| TASK BRIEF |
Restate, word for word, all of the material shown below.
-- start of AVAILABLE RECORDS --
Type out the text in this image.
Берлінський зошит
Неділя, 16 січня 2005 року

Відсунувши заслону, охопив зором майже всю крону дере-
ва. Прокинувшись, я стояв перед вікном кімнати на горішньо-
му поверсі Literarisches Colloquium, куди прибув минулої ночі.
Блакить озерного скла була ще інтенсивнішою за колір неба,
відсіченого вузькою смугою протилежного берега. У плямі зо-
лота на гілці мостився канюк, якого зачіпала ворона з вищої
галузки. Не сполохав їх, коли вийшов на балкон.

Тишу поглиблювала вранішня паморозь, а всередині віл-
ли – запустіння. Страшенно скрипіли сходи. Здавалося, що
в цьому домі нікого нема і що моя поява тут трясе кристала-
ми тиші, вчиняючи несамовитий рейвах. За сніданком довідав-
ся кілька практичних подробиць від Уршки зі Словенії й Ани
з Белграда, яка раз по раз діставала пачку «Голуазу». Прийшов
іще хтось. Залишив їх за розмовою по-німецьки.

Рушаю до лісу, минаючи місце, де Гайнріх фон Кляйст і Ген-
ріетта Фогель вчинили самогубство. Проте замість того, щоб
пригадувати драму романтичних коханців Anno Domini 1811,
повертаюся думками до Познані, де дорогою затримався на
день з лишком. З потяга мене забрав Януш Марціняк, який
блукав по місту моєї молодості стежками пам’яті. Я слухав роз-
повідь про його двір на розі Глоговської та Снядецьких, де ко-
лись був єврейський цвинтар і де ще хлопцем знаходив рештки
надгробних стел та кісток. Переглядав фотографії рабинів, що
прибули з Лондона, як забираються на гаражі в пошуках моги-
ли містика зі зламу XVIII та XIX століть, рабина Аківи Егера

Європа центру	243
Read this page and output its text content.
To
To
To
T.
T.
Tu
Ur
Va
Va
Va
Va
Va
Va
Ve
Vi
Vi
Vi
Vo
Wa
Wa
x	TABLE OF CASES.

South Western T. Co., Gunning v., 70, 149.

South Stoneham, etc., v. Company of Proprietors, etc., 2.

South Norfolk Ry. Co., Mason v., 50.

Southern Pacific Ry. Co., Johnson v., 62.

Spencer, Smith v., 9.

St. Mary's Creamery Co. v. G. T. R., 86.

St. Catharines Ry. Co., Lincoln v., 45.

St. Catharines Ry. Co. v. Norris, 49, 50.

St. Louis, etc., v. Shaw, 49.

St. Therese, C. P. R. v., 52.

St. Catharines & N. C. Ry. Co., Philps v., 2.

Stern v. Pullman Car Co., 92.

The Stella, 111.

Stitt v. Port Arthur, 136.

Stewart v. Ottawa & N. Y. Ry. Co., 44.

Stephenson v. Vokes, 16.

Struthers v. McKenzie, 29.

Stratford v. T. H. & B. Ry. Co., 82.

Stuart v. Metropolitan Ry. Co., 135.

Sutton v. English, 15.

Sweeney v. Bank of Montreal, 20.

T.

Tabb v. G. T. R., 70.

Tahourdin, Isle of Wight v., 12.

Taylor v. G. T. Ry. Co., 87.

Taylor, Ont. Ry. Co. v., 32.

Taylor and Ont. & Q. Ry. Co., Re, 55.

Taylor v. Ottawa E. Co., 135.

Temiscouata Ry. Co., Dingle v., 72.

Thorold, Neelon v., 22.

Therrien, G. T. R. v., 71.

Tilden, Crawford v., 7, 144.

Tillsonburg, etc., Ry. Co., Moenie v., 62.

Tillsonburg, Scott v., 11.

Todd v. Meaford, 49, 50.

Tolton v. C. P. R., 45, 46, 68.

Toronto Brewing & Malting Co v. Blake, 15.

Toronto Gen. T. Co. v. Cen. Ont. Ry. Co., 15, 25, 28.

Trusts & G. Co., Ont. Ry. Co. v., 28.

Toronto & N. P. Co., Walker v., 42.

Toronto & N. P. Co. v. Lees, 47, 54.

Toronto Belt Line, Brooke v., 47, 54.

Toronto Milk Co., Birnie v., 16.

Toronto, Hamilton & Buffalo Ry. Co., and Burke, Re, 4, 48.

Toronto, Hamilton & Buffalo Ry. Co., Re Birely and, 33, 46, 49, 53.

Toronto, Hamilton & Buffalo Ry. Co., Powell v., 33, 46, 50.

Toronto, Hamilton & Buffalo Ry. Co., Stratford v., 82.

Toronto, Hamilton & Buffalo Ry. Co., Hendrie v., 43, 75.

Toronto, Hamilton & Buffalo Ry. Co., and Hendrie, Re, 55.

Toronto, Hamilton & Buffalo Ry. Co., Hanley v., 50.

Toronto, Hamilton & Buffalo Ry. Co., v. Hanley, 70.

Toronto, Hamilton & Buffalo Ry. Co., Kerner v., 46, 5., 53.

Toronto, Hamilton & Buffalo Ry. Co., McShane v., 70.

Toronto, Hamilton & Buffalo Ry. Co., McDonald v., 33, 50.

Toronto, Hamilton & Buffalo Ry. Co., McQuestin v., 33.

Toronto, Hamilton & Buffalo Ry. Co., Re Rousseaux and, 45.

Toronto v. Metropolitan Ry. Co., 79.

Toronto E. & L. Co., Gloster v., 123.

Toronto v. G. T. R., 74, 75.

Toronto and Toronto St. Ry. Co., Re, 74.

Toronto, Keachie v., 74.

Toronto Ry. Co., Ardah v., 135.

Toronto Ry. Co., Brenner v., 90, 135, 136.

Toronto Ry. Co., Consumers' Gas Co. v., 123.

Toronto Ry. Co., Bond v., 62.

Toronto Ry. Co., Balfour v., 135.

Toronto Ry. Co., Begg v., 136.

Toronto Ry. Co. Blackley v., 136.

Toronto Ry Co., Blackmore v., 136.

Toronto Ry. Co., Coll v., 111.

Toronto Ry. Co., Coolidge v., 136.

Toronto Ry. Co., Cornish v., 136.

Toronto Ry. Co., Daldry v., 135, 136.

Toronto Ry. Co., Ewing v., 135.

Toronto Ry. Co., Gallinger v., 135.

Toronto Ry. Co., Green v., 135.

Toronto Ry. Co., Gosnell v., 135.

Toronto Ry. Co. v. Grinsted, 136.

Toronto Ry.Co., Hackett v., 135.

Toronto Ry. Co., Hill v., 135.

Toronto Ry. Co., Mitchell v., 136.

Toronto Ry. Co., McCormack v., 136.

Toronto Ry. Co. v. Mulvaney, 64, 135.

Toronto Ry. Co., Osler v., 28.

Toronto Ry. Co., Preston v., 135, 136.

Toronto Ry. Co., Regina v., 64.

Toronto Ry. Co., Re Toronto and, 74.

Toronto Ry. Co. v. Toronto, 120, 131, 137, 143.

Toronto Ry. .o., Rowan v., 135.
-- end of AVAILABLE RECORDS --
| TASK RESULT |
Type out the text in this image.
Берлінський зошит
Неділя, 16 січня 2005 року

Відсунувши заслону, охопив зором майже всю крону дере-
ва. Прокинувшись, я стояв перед вікном кімнати на горішньо-
му поверсі Literarisches Colloquium, куди прибув минулої ночі.
Блакить озерного скла була ще інтенсивнішою за колір неба,
відсіченого вузькою смугою протилежного берега. У плямі зо-
лота на гілці мостився канюк, якого зачіпала ворона з вищої
галузки. Не сполохав їх, коли вийшов на балкон.

Тишу поглиблювала вранішня паморозь, а всередині віл-
ли – запустіння. Страшенно скрипіли сходи. Здавалося, що
в цьому домі нікого нема і що моя поява тут трясе кристала-
ми тиші, вчиняючи несамовитий рейвах. За сніданком довідав-
ся кілька практичних подробиць від Уршки зі Словенії й Ани
з Белграда, яка раз по раз діставала пачку «Голуазу». Прийшов
іще хтось. Залишив їх за розмовою по-німецьки.

Рушаю до лісу, минаючи місце, де Гайнріх фон Кляйст і Ген-
ріетта Фогель вчинили самогубство. Проте замість того, щоб
пригадувати драму романтичних коханців Anno Domini 1811,
повертаюся думками до Познані, де дорогою затримався на
день з лишком. З потяга мене забрав Януш Марціняк, який
блукав по місту моєї молодості стежками пам’яті. Я слухав роз-
повідь про його двір на розі Глоговської та Снядецьких, де ко-
лись був єврейський цвинтар і де ще хлопцем знаходив рештки
надгробних стел та кісток. Переглядав фотографії рабинів, що
прибули з Лондона, як забираються на гаражі в пошуках моги-
ли містика зі зламу XVIII та XIX століть, рабина Аківи Егера

Європа центру	243
Read this page and output its text content.
To
To
To
T.
T.
Tu
Ur
Va
Va
Va
Va
Va
Va
Ve
Vi
Vi
Vi
Vo
Wa
Wa
x	TABLE OF CASES.

South Western T. Co., Gunning v., 70, 149.

South Stoneham, etc., v. Company of Proprietors, etc., 2.

South Norfolk Ry. Co., Mason v., 50.

Southern Pacific Ry. Co., Johnson v., 62.

Spencer, Smith v., 9.

St. Mary's Creamery Co. v. G. T. R., 86.

St. Catharines Ry. Co., Lincoln v., 45.

St. Catharines Ry. Co. v. Norris, 49, 50.

St. Louis, etc., v. Shaw, 49.

St. Therese, C. P. R. v., 52.

St. Catharines & N. C. Ry. Co., Philps v., 2.

Stern v. Pullman Car Co., 92.

The Stella, 111.

Stitt v. Port Arthur, 136.

Stewart v. Ottawa & N. Y. Ry. Co., 44.

Stephenson v. Vokes, 16.

Struthers v. McKenzie, 29.

Stratford v. T. H. & B. Ry. Co., 82.

Stuart v. Metropolitan Ry. Co., 135.

Sutton v. English, 15.

Sweeney v. Bank of Montreal, 20.

T.

Tabb v. G. T. R., 70.

Tahourdin, Isle of Wight v., 12.

Taylor v. G. T. Ry. Co., 87.

Taylor, Ont. Ry. Co. v., 32.

Taylor and Ont. & Q. Ry. Co., Re, 55.

Taylor v. Ottawa E. Co., 135.

Temiscouata Ry. Co., Dingle v., 72.

Thorold, Neelon v., 22.

Therrien, G. T. R. v., 71.

Tilden, Crawford v., 7, 144.

Tillsonburg, etc., Ry. Co., Moenie v., 62.

Tillsonburg, Scott v., 11.

Todd v. Meaford, 49, 50.

Tolton v. C. P. R., 45, 46, 68.

Toronto Brewing & Malting Co v. Blake, 15.

Toronto Gen. T. Co. v. Cen. Ont. Ry. Co., 15, 25, 28.

Trusts & G. Co., Ont. Ry. Co. v., 28.

Toronto & N. P. Co., Walker v., 42.

Toronto & N. P. Co. v. Lees, 47, 54.

Toronto Belt Line, Brooke v., 47, 54.

Toronto Milk Co., Birnie v., 16.

Toronto, Hamilton & Buffalo Ry. Co., and Burke, Re, 4, 48.

Toronto, Hamilton & Buffalo Ry. Co., Re Birely and, 33, 46, 49, 53.

Toronto, Hamilton & Buffalo Ry. Co., Powell v., 33, 46, 50.

Toronto, Hamilton & Buffalo Ry. Co., Stratford v., 82.

Toronto, Hamilton & Buffalo Ry. Co., Hendrie v., 43, 75.

Toronto, Hamilton & Buffalo Ry. Co., and Hendrie, Re, 55.

Toronto, Hamilton & Buffalo Ry. Co., Hanley v., 50.

Toronto, Hamilton & Buffalo Ry. Co., v. Hanley, 70.

Toronto, Hamilton & Buffalo Ry. Co., Kerner v., 46, 5., 53.

Toronto, Hamilton & Buffalo Ry. Co., McShane v., 70.

Toronto, Hamilton & Buffalo Ry. Co., McDonald v., 33, 50.

Toronto, Hamilton & Buffalo Ry. Co., McQuestin v., 33.

Toronto, Hamilton & Buffalo Ry. Co., Re Rousseaux and, 45.

Toronto v. Metropolitan Ry. Co., 79.

Toronto E. & L. Co., Gloster v., 123.

Toronto v. G. T. R., 74, 75.

Toronto and Toronto St. Ry. Co., Re, 74.

Toronto, Keachie v., 74.

Toronto Ry. Co., Ardah v., 135.

Toronto Ry. Co., Brenner v., 90, 135, 136.

Toronto Ry. Co., Consumers' Gas Co. v., 123.

Toronto Ry. Co., Bond v., 62.

Toronto Ry. Co., Balfour v., 135.

Toronto Ry. Co., Begg v., 136.

Toronto Ry. Co. Blackley v., 136.

Toronto Ry Co., Blackmore v., 136.

Toronto Ry. Co., Coll v., 111.

Toronto Ry. Co., Coolidge v., 136.

Toronto Ry. Co., Cornish v., 136.

Toronto Ry. Co., Daldry v., 135, 136.

Toronto Ry. Co., Ewing v., 135.

Toronto Ry. Co., Gallinger v., 135.

Toronto Ry. Co., Green v., 135.

Toronto Ry. Co., Gosnell v., 135.

Toronto Ry. Co. v. Grinsted, 136.

Toronto Ry.Co., Hackett v., 135.

Toronto Ry. Co., Hill v., 135.

Toronto Ry. Co., Mitchell v., 136.

Toronto Ry. Co., McCormack v., 136.

Toronto Ry. Co. v. Mulvaney, 64, 135.

Toronto Ry. Co., Osler v., 28.

Toronto Ry. Co., Preston v., 135, 136.

Toronto Ry. Co., Regina v., 64.

Toronto Ry. Co., Re Toronto and, 74.

Toronto Ry. Co. v. Toronto, 120, 131, 137, 143.

Toronto Ry. .o., Rowan v., 135.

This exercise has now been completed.